[Stored items from a collection]
---
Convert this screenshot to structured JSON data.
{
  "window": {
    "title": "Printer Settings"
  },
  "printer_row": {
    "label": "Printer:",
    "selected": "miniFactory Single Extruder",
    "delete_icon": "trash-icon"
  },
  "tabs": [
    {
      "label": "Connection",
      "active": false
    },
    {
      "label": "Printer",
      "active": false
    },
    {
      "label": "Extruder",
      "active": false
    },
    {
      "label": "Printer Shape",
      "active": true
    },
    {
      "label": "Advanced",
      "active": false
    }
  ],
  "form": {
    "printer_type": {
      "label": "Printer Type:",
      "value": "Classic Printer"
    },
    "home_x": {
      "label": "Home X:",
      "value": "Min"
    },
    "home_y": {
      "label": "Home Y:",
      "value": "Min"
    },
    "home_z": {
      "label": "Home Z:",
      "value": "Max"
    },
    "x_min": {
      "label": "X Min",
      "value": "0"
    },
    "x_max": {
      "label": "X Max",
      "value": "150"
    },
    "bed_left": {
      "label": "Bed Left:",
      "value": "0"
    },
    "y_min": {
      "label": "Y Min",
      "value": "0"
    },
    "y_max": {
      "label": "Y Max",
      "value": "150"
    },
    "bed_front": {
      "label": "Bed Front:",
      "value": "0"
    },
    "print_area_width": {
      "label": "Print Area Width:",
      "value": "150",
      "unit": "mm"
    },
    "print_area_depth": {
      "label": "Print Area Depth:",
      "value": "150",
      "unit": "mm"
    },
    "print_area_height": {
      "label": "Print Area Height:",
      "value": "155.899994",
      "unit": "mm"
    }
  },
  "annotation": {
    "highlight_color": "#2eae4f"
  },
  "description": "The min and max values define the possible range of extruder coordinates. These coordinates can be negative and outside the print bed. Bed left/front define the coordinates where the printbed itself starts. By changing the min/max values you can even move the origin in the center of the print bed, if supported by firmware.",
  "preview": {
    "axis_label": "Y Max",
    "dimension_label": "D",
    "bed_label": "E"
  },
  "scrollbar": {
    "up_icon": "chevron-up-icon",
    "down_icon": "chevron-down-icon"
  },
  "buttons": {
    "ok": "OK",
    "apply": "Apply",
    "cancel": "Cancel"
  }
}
---
Print out all the entries precisely as written.

- TASK ANSWER
Convert this screenshot to structured JSON data.
{
  "window": {
    "title": "Printer Settings"
  },
  "printer_row": {
    "label": "Printer:",
    "selected": "miniFactory Single Extruder",
    "delete_icon": "trash-icon"
  },
  "tabs": [
    {
      "label": "Connection",
      "active": false
    },
    {
      "label": "Printer",
      "active": false
    },
    {
      "label": "Extruder",
      "active": false
    },
    {
      "label": "Printer Shape",
      "active": true
    },
    {
      "label": "Advanced",
      "active": false
    }
  ],
  "form": {
    "printer_type": {
      "label": "Printer Type:",
      "value": "Classic Printer"
    },
    "home_x": {
      "label": "Home X:",
      "value": "Min"
    },
    "home_y": {
      "label": "Home Y:",
      "value": "Min"
    },
    "home_z": {
      "label": "Home Z:",
      "value": "Max"
    },
    "x_min": {
      "label": "X Min",
      "value": "0"
    },
    "x_max": {
      "label": "X Max",
      "value": "150"
    },
    "bed_left": {
      "label": "Bed Left:",
      "value": "0"
    },
    "y_min": {
      "label": "Y Min",
      "value": "0"
    },
    "y_max": {
      "label": "Y Max",
      "value": "150"
    },
    "bed_front": {
      "label": "Bed Front:",
      "value": "0"
    },
    "print_area_width": {
      "label": "Print Area Width:",
      "value": "150",
      "unit": "mm"
    },
    "print_area_depth": {
      "label": "Print Area Depth:",
      "value": "150",
      "unit": "mm"
    },
    "print_area_height": {
      "label": "Print Area Height:",
      "value": "155.899994",
      "unit": "mm"
    }
  },
  "annotation": {
    "highlight_color": "#2eae4f"
  },
  "description": "The min and max values define the possible range of extruder coordinates. These coordinates can be negative and outside the print bed. Bed left/front define the coordinates where the printbed itself starts. By changing the min/max values you can even move the origin in the center of the print bed, if supported by firmware.",
  "preview": {
    "axis_label": "Y Max",
    "dimension_label": "D",
    "bed_label": "E"
  },
  "scrollbar": {
    "up_icon": "chevron-up-icon",
    "down_icon": "chevron-down-icon"
  },
  "buttons": {
    "ok": "OK",
    "apply": "Apply",
    "cancel": "Cancel"
  }
}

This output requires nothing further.